_WRITTEN TASK_
Copy out all the data, word for word.

(Dataset rows about figures)
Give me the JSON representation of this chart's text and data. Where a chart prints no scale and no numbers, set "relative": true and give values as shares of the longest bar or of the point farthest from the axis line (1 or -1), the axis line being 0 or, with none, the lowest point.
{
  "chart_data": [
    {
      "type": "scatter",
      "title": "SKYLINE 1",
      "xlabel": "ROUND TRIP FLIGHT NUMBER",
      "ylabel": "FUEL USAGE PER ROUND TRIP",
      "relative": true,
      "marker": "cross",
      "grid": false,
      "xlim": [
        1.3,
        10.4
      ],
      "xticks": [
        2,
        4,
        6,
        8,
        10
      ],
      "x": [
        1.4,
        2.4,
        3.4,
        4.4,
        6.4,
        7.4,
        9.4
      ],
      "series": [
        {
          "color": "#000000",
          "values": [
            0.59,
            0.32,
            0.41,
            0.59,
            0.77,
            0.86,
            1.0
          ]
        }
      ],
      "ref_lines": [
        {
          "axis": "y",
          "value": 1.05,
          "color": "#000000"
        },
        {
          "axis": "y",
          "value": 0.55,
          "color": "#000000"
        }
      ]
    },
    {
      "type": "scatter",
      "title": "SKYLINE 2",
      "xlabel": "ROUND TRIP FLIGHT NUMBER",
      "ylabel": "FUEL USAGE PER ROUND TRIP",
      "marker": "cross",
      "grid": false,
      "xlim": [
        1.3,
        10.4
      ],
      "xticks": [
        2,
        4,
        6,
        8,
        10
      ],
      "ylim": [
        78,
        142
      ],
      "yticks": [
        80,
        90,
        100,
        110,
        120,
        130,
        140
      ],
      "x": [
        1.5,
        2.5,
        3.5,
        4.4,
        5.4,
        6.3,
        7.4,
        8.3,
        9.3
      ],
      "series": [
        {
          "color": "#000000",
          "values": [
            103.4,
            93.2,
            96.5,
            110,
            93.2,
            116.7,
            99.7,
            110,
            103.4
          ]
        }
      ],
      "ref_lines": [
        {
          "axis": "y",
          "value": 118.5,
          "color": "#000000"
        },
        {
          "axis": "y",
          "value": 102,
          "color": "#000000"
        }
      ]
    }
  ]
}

_WRITTEN REPLY_
Give me the JSON representation of this chart's text and data. Where a chart prints no scale and no numbers, set "relative": true and give values as shares of the longest bar or of the point farthest from the axis line (1 or -1), the axis line being 0 or, with none, the lowest point.
{
  "chart_data": [
    {
      "type": "scatter",
      "title": "SKYLINE 1",
      "xlabel": "ROUND TRIP FLIGHT NUMBER",
      "ylabel": "FUEL USAGE PER ROUND TRIP",
      "relative": true,
      "marker": "cross",
      "grid": false,
      "xlim": [
        1.3,
        10.4
      ],
      "xticks": [
        2,
        4,
        6,
        8,
        10
      ],
      "x": [
        1.4,
        2.4,
        3.4,
        4.4,
        6.4,
        7.4,
        9.4
      ],
      "series": [
        {
          "color": "#000000",
          "values": [
            0.59,
            0.32,
            0.41,
            0.59,
            0.77,
            0.86,
            1.0
          ]
        }
      ],
      "ref_lines": [
        {
          "axis": "y",
          "value": 1.05,
          "color": "#000000"
        },
        {
          "axis": "y",
          "value": 0.55,
          "color": "#000000"
        }
      ]
    },
    {
      "type": "scatter",
      "title": "SKYLINE 2",
      "xlabel": "ROUND TRIP FLIGHT NUMBER",
      "ylabel": "FUEL USAGE PER ROUND TRIP",
      "marker": "cross",
      "grid": false,
      "xlim": [
        1.3,
        10.4
      ],
      "xticks": [
        2,
        4,
        6,
        8,
        10
      ],
      "ylim": [
        78,
        142
      ],
      "yticks": [
        80,
        90,
        100,
        110,
        120,
        130,
        140
      ],
      "x": [
        1.5,
        2.5,
        3.5,
        4.4,
        5.4,
        6.3,
        7.4,
        8.3,
        9.3
      ],
      "series": [
        {
          "color": "#000000",
          "values": [
            103.4,
            93.2,
            96.5,
            110,
            93.2,
            116.7,
            99.7,
            110,
            103.4
          ]
        }
      ],
      "ref_lines": [
        {
          "axis": "y",
          "value": 118.5,
          "color": "#000000"
        },
        {
          "axis": "y",
          "value": 102,
          "color": "#000000"
        }
      ]
    }
  ]
}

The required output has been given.